▶ [WORK TO DO] The entries below should be transcribed in their entirety, exactly as written.
--
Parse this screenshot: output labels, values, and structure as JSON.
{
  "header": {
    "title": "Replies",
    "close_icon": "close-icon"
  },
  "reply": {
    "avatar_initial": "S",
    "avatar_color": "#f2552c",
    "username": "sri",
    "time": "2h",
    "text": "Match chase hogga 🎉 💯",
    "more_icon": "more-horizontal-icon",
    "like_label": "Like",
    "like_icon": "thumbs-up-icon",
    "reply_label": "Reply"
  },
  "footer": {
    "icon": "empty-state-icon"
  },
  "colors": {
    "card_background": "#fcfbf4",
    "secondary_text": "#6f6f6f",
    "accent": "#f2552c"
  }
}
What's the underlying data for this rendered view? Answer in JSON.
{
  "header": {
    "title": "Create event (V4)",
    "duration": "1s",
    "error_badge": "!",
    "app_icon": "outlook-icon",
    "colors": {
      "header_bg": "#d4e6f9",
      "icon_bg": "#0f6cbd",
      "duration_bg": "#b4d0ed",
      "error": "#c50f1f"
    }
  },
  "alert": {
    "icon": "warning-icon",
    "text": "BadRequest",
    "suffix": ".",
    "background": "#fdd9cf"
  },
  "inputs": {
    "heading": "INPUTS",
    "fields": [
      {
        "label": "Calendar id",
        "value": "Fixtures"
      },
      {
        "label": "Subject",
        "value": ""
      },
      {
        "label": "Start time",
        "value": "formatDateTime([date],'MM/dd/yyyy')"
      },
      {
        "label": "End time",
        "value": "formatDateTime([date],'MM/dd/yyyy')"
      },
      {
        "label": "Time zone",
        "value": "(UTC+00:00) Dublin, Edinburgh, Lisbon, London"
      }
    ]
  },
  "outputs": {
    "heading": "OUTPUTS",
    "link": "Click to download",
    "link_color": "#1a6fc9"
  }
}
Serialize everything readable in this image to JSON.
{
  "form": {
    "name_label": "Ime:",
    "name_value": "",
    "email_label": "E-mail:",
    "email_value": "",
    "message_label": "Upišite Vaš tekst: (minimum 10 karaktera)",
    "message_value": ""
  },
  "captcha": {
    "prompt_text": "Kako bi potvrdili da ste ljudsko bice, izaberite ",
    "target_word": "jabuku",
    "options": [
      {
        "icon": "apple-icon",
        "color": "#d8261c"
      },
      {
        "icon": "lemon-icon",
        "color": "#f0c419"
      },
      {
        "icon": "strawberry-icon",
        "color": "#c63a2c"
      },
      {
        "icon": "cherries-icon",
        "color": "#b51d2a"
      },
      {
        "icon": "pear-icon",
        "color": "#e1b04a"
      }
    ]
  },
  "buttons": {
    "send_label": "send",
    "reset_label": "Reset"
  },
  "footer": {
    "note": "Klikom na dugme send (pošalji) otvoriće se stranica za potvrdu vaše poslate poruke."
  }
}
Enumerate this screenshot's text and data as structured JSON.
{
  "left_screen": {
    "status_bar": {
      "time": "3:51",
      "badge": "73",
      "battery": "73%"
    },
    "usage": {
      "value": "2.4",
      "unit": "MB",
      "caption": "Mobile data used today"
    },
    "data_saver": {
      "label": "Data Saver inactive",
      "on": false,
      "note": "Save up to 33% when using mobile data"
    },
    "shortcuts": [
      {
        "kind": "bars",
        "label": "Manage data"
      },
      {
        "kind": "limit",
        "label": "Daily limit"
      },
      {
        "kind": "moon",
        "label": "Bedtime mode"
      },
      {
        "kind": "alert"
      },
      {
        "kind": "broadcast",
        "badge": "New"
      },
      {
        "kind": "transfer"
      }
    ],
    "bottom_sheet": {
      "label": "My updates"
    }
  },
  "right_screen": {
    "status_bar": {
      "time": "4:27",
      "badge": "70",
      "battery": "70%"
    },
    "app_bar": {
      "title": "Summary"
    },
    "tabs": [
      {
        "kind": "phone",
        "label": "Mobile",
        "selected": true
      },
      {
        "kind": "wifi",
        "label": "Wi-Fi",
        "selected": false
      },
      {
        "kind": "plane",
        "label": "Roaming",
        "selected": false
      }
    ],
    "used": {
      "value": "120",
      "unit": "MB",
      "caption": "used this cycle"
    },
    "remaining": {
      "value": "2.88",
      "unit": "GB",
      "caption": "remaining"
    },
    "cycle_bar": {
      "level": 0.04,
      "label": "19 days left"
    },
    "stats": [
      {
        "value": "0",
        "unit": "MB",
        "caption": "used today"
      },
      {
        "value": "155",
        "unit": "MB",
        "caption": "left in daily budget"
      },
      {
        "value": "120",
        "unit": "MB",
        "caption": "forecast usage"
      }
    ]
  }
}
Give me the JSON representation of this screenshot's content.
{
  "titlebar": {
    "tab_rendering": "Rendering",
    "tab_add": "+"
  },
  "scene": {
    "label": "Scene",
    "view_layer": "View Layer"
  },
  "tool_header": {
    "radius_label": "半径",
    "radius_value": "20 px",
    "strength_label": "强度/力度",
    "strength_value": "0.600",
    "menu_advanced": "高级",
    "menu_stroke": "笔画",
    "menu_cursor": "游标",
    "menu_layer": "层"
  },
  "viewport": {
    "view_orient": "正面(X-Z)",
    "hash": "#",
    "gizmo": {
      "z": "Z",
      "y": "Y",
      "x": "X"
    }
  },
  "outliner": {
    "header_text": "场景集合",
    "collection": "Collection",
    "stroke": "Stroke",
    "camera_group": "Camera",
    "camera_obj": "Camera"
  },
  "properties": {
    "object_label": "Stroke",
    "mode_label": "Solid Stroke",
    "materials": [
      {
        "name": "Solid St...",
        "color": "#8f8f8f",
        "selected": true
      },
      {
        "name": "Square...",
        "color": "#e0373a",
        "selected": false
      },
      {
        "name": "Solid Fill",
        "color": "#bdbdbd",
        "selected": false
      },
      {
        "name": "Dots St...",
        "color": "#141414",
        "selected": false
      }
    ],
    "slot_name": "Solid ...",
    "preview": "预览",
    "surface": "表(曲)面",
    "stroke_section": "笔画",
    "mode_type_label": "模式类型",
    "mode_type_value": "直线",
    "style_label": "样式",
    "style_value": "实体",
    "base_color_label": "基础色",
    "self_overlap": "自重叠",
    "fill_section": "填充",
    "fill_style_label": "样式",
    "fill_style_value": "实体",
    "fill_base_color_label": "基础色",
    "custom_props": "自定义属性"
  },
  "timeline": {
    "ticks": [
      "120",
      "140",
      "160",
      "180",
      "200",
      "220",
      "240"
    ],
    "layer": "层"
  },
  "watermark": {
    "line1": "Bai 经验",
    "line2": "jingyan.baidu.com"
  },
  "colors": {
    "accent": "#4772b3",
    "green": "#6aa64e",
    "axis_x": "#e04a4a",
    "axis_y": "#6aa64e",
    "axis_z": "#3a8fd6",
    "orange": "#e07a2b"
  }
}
--
▶ [THE COMPLETED TASK]
Parse this screenshot: output labels, values, and structure as JSON.
{
  "header": {
    "title": "Replies",
    "close_icon": "close-icon"
  },
  "reply": {
    "avatar_initial": "S",
    "avatar_color": "#f2552c",
    "username": "sri",
    "time": "2h",
    "text": "Match chase hogga 🎉 💯",
    "more_icon": "more-horizontal-icon",
    "like_label": "Like",
    "like_icon": "thumbs-up-icon",
    "reply_label": "Reply"
  },
  "footer": {
    "icon": "empty-state-icon"
  },
  "colors": {
    "card_background": "#fcfbf4",
    "secondary_text": "#6f6f6f",
    "accent": "#f2552c"
  }
}
What's the underlying data for this rendered view? Answer in JSON.
{
  "header": {
    "title": "Create event (V4)",
    "duration": "1s",
    "error_badge": "!",
    "app_icon": "outlook-icon",
    "colors": {
      "header_bg": "#d4e6f9",
      "icon_bg": "#0f6cbd",
      "duration_bg": "#b4d0ed",
      "error": "#c50f1f"
    }
  },
  "alert": {
    "icon": "warning-icon",
    "text": "BadRequest",
    "suffix": ".",
    "background": "#fdd9cf"
  },
  "inputs": {
    "heading": "INPUTS",
    "fields": [
      {
        "label": "Calendar id",
        "value": "Fixtures"
      },
      {
        "label": "Subject",
        "value": ""
      },
      {
        "label": "Start time",
        "value": "formatDateTime([date],'MM/dd/yyyy')"
      },
      {
        "label": "End time",
        "value": "formatDateTime([date],'MM/dd/yyyy')"
      },
      {
        "label": "Time zone",
        "value": "(UTC+00:00) Dublin, Edinburgh, Lisbon, London"
      }
    ]
  },
  "outputs": {
    "heading": "OUTPUTS",
    "link": "Click to download",
    "link_color": "#1a6fc9"
  }
}
Serialize everything readable in this image to JSON.
{
  "form": {
    "name_label": "Ime:",
    "name_value": "",
    "email_label": "E-mail:",
    "email_value": "",
    "message_label": "Upišite Vaš tekst: (minimum 10 karaktera)",
    "message_value": ""
  },
  "captcha": {
    "prompt_text": "Kako bi potvrdili da ste ljudsko bice, izaberite ",
    "target_word": "jabuku",
    "options": [
      {
        "icon": "apple-icon",
        "color": "#d8261c"
      },
      {
        "icon": "lemon-icon",
        "color": "#f0c419"
      },
      {
        "icon": "strawberry-icon",
        "color": "#c63a2c"
      },
      {
        "icon": "cherries-icon",
        "color": "#b51d2a"
      },
      {
        "icon": "pear-icon",
        "color": "#e1b04a"
      }
    ]
  },
  "buttons": {
    "send_label": "send",
    "reset_label": "Reset"
  },
  "footer": {
    "note": "Klikom na dugme send (pošalji) otvoriće se stranica za potvrdu vaše poslate poruke."
  }
}
Enumerate this screenshot's text and data as structured JSON.
{
  "left_screen": {
    "status_bar": {
      "time": "3:51",
      "badge": "73",
      "battery": "73%"
    },
    "usage": {
      "value": "2.4",
      "unit": "MB",
      "caption": "Mobile data used today"
    },
    "data_saver": {
      "label": "Data Saver inactive",
      "on": false,
      "note": "Save up to 33% when using mobile data"
    },
    "shortcuts": [
      {
        "kind": "bars",
        "label": "Manage data"
      },
      {
        "kind": "limit",
        "label": "Daily limit"
      },
      {
        "kind": "moon",
        "label": "Bedtime mode"
      },
      {
        "kind": "alert"
      },
      {
        "kind": "broadcast",
        "badge": "New"
      },
      {
        "kind": "transfer"
      }
    ],
    "bottom_sheet": {
      "label": "My updates"
    }
  },
  "right_screen": {
    "status_bar": {
      "time": "4:27",
      "badge": "70",
      "battery": "70%"
    },
    "app_bar": {
      "title": "Summary"
    },
    "tabs": [
      {
        "kind": "phone",
        "label": "Mobile",
        "selected": true
      },
      {
        "kind": "wifi",
        "label": "Wi-Fi",
        "selected": false
      },
      {
        "kind": "plane",
        "label": "Roaming",
        "selected": false
      }
    ],
    "used": {
      "value": "120",
      "unit": "MB",
      "caption": "used this cycle"
    },
    "remaining": {
      "value": "2.88",
      "unit": "GB",
      "caption": "remaining"
    },
    "cycle_bar": {
      "level": 0.04,
      "label": "19 days left"
    },
    "stats": [
      {
        "value": "0",
        "unit": "MB",
        "caption": "used today"
      },
      {
        "value": "155",
        "unit": "MB",
        "caption": "left in daily budget"
      },
      {
        "value": "120",
        "unit": "MB",
        "caption": "forecast usage"
      }
    ]
  }
}
Give me the JSON representation of this screenshot's content.
{
  "titlebar": {
    "tab_rendering": "Rendering",
    "tab_add": "+"
  },
  "scene": {
    "label": "Scene",
    "view_layer": "View Layer"
  },
  "tool_header": {
    "radius_label": "半径",
    "radius_value": "20 px",
    "strength_label": "强度/力度",
    "strength_value": "0.600",
    "menu_advanced": "高级",
    "menu_stroke": "笔画",
    "menu_cursor": "游标",
    "menu_layer": "层"
  },
  "viewport": {
    "view_orient": "正面(X-Z)",
    "hash": "#",
    "gizmo": {
      "z": "Z",
      "y": "Y",
      "x": "X"
    }
  },
  "outliner": {
    "header_text": "场景集合",
    "collection": "Collection",
    "stroke": "Stroke",
    "camera_group": "Camera",
    "camera_obj": "Camera"
  },
  "properties": {
    "object_label": "Stroke",
    "mode_label": "Solid Stroke",
    "materials": [
      {
        "name": "Solid St...",
        "color": "#8f8f8f",
        "selected": true
      },
      {
        "name": "Square...",
        "color": "#e0373a",
        "selected": false
      },
      {
        "name": "Solid Fill",
        "color": "#bdbdbd",
        "selected": false
      },
      {
        "name": "Dots St...",
        "color": "#141414",
        "selected": false
      }
    ],
    "slot_name": "Solid ...",
    "preview": "预览",
    "surface": "表(曲)面",
    "stroke_section": "笔画",
    "mode_type_label": "模式类型",
    "mode_type_value": "直线",
    "style_label": "样式",
    "style_value": "实体",
    "base_color_label": "基础色",
    "self_overlap": "自重叠",
    "fill_section": "填充",
    "fill_style_label": "样式",
    "fill_style_value": "实体",
    "fill_base_color_label": "基础色",
    "custom_props": "自定义属性"
  },
  "timeline": {
    "ticks": [
      "120",
      "140",
      "160",
      "180",
      "200",
      "220",
      "240"
    ],
    "layer": "层"
  },
  "watermark": {
    "line1": "Bai 经验",
    "line2": "jingyan.baidu.com"
  },
  "colors": {
    "accent": "#4772b3",
    "green": "#6aa64e",
    "axis_x": "#e04a4a",
    "axis_y": "#6aa64e",
    "axis_z": "#3a8fd6",
    "orange": "#e07a2b"
  }
}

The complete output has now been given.